__Material supplied__.
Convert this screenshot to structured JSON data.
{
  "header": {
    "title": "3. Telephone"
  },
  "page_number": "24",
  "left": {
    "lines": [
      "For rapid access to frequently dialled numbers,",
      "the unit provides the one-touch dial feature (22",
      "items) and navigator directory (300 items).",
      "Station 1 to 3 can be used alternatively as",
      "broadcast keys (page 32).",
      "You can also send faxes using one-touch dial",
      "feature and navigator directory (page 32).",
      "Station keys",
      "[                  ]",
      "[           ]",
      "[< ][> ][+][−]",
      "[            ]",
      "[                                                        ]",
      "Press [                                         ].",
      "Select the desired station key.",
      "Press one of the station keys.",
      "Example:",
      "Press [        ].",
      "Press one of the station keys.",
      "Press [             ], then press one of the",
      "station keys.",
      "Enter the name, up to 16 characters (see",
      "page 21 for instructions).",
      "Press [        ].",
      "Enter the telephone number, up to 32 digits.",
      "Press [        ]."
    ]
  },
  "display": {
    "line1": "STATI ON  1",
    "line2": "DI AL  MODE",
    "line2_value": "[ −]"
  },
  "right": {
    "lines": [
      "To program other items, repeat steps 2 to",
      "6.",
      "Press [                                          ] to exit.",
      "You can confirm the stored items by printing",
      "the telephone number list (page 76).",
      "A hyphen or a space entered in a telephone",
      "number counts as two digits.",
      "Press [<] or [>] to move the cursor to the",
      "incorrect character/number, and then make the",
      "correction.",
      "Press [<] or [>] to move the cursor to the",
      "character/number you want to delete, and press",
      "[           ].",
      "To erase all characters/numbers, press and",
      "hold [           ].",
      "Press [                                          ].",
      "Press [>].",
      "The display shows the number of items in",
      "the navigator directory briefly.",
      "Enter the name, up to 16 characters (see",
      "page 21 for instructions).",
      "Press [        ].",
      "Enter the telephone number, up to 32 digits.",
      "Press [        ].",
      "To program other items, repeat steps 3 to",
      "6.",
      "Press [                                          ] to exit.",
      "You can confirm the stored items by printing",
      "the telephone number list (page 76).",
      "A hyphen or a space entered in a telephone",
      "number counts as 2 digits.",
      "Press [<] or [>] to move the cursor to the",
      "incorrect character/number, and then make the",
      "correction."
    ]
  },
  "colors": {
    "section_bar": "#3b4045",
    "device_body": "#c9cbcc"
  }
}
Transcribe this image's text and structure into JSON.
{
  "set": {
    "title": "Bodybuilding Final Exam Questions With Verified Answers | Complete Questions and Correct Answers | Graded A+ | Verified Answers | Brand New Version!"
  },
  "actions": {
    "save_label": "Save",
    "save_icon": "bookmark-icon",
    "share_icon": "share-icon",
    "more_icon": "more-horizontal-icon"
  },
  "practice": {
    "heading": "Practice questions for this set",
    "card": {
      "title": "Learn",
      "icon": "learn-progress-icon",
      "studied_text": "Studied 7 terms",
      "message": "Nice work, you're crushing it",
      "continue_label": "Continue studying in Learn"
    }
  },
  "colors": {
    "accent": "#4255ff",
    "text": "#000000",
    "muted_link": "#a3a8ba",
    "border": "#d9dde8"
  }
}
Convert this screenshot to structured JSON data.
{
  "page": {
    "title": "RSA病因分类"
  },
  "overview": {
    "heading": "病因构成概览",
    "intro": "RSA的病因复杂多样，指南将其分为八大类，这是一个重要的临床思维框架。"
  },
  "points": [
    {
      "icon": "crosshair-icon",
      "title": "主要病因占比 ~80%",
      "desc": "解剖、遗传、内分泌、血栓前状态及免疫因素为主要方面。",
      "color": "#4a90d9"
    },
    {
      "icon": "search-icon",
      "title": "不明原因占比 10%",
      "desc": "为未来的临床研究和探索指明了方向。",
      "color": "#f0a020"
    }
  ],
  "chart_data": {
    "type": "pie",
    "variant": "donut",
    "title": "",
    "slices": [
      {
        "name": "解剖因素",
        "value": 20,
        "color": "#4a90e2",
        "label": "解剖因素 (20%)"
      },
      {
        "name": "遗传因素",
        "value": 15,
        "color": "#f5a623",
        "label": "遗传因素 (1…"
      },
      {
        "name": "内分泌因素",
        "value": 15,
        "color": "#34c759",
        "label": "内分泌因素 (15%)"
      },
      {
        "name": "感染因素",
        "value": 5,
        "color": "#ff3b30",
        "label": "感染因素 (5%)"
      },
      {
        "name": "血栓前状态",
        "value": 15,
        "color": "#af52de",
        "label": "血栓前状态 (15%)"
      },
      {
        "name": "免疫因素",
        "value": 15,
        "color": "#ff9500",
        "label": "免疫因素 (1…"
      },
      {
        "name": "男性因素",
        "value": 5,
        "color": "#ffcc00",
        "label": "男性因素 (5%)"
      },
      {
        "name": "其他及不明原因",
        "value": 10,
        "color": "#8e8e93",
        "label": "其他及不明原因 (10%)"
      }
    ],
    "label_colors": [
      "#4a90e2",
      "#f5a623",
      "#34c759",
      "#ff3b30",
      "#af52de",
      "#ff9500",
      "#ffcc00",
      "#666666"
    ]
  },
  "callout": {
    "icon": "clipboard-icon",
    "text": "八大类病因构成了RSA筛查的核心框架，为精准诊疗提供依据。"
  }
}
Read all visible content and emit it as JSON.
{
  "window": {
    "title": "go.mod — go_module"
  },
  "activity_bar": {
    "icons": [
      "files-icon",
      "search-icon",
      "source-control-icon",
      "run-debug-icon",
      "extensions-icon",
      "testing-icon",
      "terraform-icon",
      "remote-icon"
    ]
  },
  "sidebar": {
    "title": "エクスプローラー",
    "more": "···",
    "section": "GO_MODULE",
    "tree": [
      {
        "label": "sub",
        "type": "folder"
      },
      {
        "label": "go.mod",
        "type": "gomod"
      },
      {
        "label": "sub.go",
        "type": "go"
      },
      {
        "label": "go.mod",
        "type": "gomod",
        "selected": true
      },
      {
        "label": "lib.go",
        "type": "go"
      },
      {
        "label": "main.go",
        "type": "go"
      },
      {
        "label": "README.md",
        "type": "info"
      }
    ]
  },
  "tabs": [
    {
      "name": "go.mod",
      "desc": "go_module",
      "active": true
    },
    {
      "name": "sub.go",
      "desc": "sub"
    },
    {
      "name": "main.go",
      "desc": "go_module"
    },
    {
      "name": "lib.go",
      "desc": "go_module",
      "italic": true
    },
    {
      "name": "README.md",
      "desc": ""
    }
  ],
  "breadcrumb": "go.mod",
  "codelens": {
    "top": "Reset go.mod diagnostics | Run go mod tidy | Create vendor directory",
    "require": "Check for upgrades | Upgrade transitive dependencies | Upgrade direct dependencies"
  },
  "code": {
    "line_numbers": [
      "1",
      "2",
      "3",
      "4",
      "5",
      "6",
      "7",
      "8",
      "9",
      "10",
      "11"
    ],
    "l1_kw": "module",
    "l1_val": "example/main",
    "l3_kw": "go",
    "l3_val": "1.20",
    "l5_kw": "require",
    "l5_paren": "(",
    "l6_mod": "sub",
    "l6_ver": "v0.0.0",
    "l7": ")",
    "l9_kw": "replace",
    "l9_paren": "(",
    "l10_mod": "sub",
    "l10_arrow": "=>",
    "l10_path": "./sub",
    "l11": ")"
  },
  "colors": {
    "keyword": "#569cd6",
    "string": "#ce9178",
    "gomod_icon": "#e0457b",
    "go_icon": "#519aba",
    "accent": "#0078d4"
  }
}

__Goal__. Transcribe every entry verbatim.

__Answer to the task__.
Convert this screenshot to structured JSON data.
{
  "header": {
    "title": "3. Telephone"
  },
  "page_number": "24",
  "left": {
    "lines": [
      "For rapid access to frequently dialled numbers,",
      "the unit provides the one-touch dial feature (22",
      "items) and navigator directory (300 items).",
      "Station 1 to 3 can be used alternatively as",
      "broadcast keys (page 32).",
      "You can also send faxes using one-touch dial",
      "feature and navigator directory (page 32).",
      "Station keys",
      "[                  ]",
      "[           ]",
      "[< ][> ][+][−]",
      "[            ]",
      "[                                                        ]",
      "Press [                                         ].",
      "Select the desired station key.",
      "Press one of the station keys.",
      "Example:",
      "Press [        ].",
      "Press one of the station keys.",
      "Press [             ], then press one of the",
      "station keys.",
      "Enter the name, up to 16 characters (see",
      "page 21 for instructions).",
      "Press [        ].",
      "Enter the telephone number, up to 32 digits.",
      "Press [        ]."
    ]
  },
  "display": {
    "line1": "STATI ON  1",
    "line2": "DI AL  MODE",
    "line2_value": "[ −]"
  },
  "right": {
    "lines": [
      "To program other items, repeat steps 2 to",
      "6.",
      "Press [                                          ] to exit.",
      "You can confirm the stored items by printing",
      "the telephone number list (page 76).",
      "A hyphen or a space entered in a telephone",
      "number counts as two digits.",
      "Press [<] or [>] to move the cursor to the",
      "incorrect character/number, and then make the",
      "correction.",
      "Press [<] or [>] to move the cursor to the",
      "character/number you want to delete, and press",
      "[           ].",
      "To erase all characters/numbers, press and",
      "hold [           ].",
      "Press [                                          ].",
      "Press [>].",
      "The display shows the number of items in",
      "the navigator directory briefly.",
      "Enter the name, up to 16 characters (see",
      "page 21 for instructions).",
      "Press [        ].",
      "Enter the telephone number, up to 32 digits.",
      "Press [        ].",
      "To program other items, repeat steps 3 to",
      "6.",
      "Press [                                          ] to exit.",
      "You can confirm the stored items by printing",
      "the telephone number list (page 76).",
      "A hyphen or a space entered in a telephone",
      "number counts as 2 digits.",
      "Press [<] or [>] to move the cursor to the",
      "incorrect character/number, and then make the",
      "correction."
    ]
  },
  "colors": {
    "section_bar": "#3b4045",
    "device_body": "#c9cbcc"
  }
}
Transcribe this image's text and structure into JSON.
{
  "set": {
    "title": "Bodybuilding Final Exam Questions With Verified Answers | Complete Questions and Correct Answers | Graded A+ | Verified Answers | Brand New Version!"
  },
  "actions": {
    "save_label": "Save",
    "save_icon": "bookmark-icon",
    "share_icon": "share-icon",
    "more_icon": "more-horizontal-icon"
  },
  "practice": {
    "heading": "Practice questions for this set",
    "card": {
      "title": "Learn",
      "icon": "learn-progress-icon",
      "studied_text": "Studied 7 terms",
      "message": "Nice work, you're crushing it",
      "continue_label": "Continue studying in Learn"
    }
  },
  "colors": {
    "accent": "#4255ff",
    "text": "#000000",
    "muted_link": "#a3a8ba",
    "border": "#d9dde8"
  }
}
Convert this screenshot to structured JSON data.
{
  "page": {
    "title": "RSA病因分类"
  },
  "overview": {
    "heading": "病因构成概览",
    "intro": "RSA的病因复杂多样，指南将其分为八大类，这是一个重要的临床思维框架。"
  },
  "points": [
    {
      "icon": "crosshair-icon",
      "title": "主要病因占比 ~80%",
      "desc": "解剖、遗传、内分泌、血栓前状态及免疫因素为主要方面。",
      "color": "#4a90d9"
    },
    {
      "icon": "search-icon",
      "title": "不明原因占比 10%",
      "desc": "为未来的临床研究和探索指明了方向。",
      "color": "#f0a020"
    }
  ],
  "chart_data": {
    "type": "pie",
    "variant": "donut",
    "title": "",
    "slices": [
      {
        "name": "解剖因素",
        "value": 20,
        "color": "#4a90e2",
        "label": "解剖因素 (20%)"
      },
      {
        "name": "遗传因素",
        "value": 15,
        "color": "#f5a623",
        "label": "遗传因素 (1…"
      },
      {
        "name": "内分泌因素",
        "value": 15,
        "color": "#34c759",
        "label": "内分泌因素 (15%)"
      },
      {
        "name": "感染因素",
        "value": 5,
        "color": "#ff3b30",
        "label": "感染因素 (5%)"
      },
      {
        "name": "血栓前状态",
        "value": 15,
        "color": "#af52de",
        "label": "血栓前状态 (15%)"
      },
      {
        "name": "免疫因素",
        "value": 15,
        "color": "#ff9500",
        "label": "免疫因素 (1…"
      },
      {
        "name": "男性因素",
        "value": 5,
        "color": "#ffcc00",
        "label": "男性因素 (5%)"
      },
      {
        "name": "其他及不明原因",
        "value": 10,
        "color": "#8e8e93",
        "label": "其他及不明原因 (10%)"
      }
    ],
    "label_colors": [
      "#4a90e2",
      "#f5a623",
      "#34c759",
      "#ff3b30",
      "#af52de",
      "#ff9500",
      "#ffcc00",
      "#666666"
    ]
  },
  "callout": {
    "icon": "clipboard-icon",
    "text": "八大类病因构成了RSA筛查的核心框架，为精准诊疗提供依据。"
  }
}
Read all visible content and emit it as JSON.
{
  "window": {
    "title": "go.mod — go_module"
  },
  "activity_bar": {
    "icons": [
      "files-icon",
      "search-icon",
      "source-control-icon",
      "run-debug-icon",
      "extensions-icon",
      "testing-icon",
      "terraform-icon",
      "remote-icon"
    ]
  },
  "sidebar": {
    "title": "エクスプローラー",
    "more": "···",
    "section": "GO_MODULE",
    "tree": [
      {
        "label": "sub",
        "type": "folder"
      },
      {
        "label": "go.mod",
        "type": "gomod"
      },
      {
        "label": "sub.go",
        "type": "go"
      },
      {
        "label": "go.mod",
        "type": "gomod",
        "selected": true
      },
      {
        "label": "lib.go",
        "type": "go"
      },
      {
        "label": "main.go",
        "type": "go"
      },
      {
        "label": "README.md",
        "type": "info"
      }
    ]
  },
  "tabs": [
    {
      "name": "go.mod",
      "desc": "go_module",
      "active": true
    },
    {
      "name": "sub.go",
      "desc": "sub"
    },
    {
      "name": "main.go",
      "desc": "go_module"
    },
    {
      "name": "lib.go",
      "desc": "go_module",
      "italic": true
    },
    {
      "name": "README.md",
      "desc": ""
    }
  ],
  "breadcrumb": "go.mod",
  "codelens": {
    "top": "Reset go.mod diagnostics | Run go mod tidy | Create vendor directory",
    "require": "Check for upgrades | Upgrade transitive dependencies | Upgrade direct dependencies"
  },
  "code": {
    "line_numbers": [
      "1",
      "2",
      "3",
      "4",
      "5",
      "6",
      "7",
      "8",
      "9",
      "10",
      "11"
    ],
    "l1_kw": "module",
    "l1_val": "example/main",
    "l3_kw": "go",
    "l3_val": "1.20",
    "l5_kw": "require",
    "l5_paren": "(",
    "l6_mod": "sub",
    "l6_ver": "v0.0.0",
    "l7": ")",
    "l9_kw": "replace",
    "l9_paren": "(",
    "l10_mod": "sub",
    "l10_arrow": "=>",
    "l10_path": "./sub",
    "l11": ")"
  },
  "colors": {
    "keyword": "#569cd6",
    "string": "#ce9178",
    "gomod_icon": "#e0457b",
    "go_icon": "#519aba",
    "accent": "#0078d4"
  }
}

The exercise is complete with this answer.